[GIVEN DATA start]

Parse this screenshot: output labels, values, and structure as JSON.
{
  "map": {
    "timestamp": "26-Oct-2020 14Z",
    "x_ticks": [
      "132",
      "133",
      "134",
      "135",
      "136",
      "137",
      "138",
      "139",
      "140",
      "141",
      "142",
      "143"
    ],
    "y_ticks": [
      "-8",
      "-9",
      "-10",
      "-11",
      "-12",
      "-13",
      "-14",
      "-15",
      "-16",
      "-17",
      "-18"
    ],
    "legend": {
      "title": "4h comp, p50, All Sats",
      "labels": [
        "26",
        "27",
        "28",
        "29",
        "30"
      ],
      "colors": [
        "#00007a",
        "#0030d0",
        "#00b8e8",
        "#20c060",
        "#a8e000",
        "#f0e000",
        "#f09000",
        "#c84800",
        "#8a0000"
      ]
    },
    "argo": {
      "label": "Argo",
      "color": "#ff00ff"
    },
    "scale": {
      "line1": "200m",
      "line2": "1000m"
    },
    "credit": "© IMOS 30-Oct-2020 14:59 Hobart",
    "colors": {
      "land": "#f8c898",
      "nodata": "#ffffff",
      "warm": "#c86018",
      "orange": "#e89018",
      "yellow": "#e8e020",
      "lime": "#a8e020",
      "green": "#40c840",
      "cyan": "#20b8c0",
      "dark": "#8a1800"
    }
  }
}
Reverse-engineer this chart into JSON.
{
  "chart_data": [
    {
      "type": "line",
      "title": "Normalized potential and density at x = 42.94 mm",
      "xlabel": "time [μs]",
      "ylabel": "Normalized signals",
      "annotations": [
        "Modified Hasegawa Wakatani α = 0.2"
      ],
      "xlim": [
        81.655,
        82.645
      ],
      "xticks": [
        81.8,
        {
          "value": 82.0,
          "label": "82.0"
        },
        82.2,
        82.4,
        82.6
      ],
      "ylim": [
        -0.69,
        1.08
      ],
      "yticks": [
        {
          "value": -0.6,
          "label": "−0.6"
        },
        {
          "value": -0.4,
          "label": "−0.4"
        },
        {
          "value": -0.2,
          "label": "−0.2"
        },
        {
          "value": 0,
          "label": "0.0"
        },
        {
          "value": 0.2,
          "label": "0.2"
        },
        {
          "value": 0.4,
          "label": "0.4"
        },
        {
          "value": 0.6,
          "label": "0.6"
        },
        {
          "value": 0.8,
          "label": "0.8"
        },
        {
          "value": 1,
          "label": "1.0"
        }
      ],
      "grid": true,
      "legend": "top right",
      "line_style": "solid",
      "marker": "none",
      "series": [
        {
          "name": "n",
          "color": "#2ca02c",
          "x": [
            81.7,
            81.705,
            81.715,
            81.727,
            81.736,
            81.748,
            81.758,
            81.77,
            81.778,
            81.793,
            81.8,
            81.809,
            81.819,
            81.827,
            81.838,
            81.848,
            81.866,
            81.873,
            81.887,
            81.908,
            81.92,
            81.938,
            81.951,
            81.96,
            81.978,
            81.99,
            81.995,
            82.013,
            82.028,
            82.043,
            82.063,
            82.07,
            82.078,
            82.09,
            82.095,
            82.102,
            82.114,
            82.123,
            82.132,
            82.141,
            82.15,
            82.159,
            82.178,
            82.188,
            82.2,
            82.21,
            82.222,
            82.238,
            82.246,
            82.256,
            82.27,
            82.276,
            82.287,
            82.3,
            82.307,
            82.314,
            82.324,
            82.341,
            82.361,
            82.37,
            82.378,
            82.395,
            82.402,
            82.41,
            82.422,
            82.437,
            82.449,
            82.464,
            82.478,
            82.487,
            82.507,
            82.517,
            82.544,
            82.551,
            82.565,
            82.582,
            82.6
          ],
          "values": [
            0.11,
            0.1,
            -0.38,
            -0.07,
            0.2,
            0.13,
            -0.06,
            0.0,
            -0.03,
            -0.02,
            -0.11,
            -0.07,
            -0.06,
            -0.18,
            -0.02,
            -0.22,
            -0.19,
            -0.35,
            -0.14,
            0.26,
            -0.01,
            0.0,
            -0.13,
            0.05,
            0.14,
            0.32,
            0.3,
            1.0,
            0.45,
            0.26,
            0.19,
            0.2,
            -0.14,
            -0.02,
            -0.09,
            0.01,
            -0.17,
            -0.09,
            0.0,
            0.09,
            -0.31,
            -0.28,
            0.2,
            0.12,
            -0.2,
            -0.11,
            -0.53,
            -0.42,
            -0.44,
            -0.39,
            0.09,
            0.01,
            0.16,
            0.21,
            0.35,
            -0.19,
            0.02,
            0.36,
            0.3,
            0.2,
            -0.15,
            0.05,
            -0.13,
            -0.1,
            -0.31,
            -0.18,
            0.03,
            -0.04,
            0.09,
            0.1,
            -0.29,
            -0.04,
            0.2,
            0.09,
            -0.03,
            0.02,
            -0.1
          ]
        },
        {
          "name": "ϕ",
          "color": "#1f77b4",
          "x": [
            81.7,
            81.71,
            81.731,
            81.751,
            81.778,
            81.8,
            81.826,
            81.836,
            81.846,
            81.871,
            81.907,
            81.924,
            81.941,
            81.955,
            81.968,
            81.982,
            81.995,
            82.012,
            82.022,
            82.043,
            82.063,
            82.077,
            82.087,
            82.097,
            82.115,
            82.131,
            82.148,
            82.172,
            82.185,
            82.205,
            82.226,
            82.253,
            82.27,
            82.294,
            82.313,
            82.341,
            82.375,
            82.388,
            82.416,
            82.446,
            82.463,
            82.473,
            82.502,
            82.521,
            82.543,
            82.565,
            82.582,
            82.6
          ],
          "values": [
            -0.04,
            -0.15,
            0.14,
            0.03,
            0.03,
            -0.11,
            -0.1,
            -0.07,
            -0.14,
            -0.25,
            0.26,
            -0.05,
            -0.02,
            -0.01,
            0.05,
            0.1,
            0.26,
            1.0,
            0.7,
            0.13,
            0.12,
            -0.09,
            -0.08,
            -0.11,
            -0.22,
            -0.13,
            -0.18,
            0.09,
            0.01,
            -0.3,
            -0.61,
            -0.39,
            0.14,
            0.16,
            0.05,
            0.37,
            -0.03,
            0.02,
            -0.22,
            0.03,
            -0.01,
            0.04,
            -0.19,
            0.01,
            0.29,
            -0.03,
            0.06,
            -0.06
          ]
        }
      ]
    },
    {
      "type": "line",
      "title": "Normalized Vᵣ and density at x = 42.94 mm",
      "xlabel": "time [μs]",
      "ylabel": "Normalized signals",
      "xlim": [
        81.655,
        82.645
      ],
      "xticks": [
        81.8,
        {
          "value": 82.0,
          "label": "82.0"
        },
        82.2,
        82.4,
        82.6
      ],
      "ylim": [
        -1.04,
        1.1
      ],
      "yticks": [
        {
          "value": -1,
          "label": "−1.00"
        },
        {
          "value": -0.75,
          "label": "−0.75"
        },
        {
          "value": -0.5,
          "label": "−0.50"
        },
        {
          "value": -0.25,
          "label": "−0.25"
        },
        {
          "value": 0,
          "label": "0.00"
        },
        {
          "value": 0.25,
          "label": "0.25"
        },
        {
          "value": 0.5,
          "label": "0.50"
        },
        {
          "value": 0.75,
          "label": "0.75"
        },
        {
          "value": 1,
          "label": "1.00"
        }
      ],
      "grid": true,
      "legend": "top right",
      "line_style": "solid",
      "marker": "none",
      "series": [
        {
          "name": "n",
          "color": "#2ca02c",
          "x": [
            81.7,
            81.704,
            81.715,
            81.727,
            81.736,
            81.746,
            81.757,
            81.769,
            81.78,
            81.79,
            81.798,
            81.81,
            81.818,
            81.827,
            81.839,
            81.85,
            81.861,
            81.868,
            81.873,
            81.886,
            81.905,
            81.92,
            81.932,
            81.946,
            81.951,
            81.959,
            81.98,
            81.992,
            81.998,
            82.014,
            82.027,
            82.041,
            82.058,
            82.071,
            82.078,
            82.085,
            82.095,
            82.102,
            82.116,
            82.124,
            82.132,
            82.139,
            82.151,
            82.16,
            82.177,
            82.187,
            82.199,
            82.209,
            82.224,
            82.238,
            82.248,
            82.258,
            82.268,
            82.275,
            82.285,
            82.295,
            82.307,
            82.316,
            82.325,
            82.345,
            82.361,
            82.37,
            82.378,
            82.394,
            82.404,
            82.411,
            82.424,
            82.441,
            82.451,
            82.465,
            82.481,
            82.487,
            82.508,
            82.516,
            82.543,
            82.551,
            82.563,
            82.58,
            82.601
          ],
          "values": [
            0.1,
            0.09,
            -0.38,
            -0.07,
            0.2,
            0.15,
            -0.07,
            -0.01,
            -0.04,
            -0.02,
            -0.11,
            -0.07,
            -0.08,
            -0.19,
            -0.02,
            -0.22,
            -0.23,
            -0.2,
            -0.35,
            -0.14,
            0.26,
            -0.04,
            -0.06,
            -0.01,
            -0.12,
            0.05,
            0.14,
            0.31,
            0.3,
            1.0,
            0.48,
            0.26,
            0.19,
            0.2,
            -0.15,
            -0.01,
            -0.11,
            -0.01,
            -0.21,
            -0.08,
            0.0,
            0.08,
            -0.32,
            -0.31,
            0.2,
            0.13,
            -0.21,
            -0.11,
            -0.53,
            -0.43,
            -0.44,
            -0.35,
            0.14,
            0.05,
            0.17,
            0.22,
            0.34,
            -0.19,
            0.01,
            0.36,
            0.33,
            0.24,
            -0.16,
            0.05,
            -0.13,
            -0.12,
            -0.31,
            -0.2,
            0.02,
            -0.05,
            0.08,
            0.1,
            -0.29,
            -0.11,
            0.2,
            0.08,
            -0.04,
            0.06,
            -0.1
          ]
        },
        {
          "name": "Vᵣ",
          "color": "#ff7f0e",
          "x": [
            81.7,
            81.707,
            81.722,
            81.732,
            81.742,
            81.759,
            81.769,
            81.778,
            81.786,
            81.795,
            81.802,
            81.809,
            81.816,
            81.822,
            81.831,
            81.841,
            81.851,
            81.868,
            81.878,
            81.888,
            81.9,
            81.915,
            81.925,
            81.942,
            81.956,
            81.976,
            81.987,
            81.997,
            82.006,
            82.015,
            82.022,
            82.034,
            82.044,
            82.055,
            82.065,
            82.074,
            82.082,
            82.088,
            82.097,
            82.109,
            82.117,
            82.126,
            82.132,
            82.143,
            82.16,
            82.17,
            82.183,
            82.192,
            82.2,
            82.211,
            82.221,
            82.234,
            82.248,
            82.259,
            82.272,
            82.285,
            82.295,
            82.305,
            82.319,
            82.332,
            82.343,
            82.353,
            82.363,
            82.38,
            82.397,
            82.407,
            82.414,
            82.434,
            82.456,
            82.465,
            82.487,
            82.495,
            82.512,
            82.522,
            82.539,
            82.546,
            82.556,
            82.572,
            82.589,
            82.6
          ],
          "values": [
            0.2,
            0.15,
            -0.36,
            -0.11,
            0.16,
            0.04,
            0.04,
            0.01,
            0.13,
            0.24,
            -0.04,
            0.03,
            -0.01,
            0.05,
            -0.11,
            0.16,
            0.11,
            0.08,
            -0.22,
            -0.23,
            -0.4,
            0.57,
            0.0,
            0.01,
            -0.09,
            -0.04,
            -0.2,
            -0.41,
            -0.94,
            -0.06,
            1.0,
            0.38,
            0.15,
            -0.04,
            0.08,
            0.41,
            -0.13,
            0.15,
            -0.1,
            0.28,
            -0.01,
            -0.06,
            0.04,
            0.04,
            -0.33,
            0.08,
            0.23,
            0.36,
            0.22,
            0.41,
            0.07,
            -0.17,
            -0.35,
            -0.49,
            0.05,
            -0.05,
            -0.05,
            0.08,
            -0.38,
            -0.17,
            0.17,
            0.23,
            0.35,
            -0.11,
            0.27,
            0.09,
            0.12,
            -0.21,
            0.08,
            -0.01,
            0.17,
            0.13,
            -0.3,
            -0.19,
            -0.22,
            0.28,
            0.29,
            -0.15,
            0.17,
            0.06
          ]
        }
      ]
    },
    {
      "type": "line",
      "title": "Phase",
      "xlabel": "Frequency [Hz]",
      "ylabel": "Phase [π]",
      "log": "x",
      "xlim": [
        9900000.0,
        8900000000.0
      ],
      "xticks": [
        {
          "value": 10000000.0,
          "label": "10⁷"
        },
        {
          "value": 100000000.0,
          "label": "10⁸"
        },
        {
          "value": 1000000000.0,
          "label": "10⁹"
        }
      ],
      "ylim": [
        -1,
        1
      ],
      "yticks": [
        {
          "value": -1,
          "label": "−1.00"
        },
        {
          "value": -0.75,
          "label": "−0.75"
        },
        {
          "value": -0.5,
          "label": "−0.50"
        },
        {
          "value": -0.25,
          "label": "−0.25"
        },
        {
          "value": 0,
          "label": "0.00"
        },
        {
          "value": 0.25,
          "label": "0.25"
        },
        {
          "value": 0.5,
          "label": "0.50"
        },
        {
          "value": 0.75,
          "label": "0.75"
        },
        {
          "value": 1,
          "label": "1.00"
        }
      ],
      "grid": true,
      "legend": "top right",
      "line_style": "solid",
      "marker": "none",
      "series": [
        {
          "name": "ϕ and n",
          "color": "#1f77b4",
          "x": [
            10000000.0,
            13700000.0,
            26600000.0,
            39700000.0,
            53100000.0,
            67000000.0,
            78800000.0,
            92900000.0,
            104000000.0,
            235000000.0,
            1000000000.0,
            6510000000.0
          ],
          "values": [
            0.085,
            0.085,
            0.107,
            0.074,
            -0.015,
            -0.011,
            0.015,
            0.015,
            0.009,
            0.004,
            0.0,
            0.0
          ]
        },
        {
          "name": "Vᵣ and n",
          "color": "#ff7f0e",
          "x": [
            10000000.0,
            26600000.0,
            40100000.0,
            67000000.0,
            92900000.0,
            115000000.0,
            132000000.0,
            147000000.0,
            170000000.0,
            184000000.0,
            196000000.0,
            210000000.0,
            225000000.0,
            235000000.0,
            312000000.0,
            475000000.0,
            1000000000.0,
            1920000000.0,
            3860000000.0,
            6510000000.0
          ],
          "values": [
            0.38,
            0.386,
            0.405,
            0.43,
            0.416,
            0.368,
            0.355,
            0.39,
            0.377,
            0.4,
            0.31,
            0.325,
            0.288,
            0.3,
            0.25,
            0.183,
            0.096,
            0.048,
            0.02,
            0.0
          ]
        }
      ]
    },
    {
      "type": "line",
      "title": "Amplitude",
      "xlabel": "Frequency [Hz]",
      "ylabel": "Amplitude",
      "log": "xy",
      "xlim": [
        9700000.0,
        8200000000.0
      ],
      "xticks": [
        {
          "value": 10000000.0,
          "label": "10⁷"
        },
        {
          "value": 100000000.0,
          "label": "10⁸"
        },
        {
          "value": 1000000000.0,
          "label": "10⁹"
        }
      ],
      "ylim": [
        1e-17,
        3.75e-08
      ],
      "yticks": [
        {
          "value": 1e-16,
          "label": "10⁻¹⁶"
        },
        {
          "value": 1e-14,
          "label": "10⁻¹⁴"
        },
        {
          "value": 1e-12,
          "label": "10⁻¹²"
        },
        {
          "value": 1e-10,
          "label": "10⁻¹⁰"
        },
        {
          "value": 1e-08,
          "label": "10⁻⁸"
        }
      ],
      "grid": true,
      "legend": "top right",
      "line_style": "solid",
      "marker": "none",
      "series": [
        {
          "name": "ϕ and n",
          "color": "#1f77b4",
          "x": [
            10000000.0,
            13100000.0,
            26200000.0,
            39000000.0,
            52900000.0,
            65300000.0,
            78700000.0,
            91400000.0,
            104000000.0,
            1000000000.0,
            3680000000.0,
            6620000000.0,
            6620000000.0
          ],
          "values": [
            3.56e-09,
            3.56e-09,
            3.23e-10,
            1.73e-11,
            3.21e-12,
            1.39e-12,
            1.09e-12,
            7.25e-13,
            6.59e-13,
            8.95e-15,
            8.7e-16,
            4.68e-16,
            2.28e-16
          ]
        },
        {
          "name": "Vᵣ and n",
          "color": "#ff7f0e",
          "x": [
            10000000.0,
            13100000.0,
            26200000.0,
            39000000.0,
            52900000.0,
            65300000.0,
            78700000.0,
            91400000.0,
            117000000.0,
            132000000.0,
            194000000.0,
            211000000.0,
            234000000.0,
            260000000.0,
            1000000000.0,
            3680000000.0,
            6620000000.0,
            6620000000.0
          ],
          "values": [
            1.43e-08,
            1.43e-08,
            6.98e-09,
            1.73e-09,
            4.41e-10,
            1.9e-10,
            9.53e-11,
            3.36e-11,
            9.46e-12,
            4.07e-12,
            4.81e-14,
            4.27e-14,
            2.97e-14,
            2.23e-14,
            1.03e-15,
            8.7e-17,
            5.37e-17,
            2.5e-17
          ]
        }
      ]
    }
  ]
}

[GIVEN DATA end]

Look through the data and show every line containing "ylabel".

      "ylabel": "Normalized signals",
      "ylabel": "Normalized signals",
      "ylabel": "Phase [π]",
      "ylabel": "Amplitude",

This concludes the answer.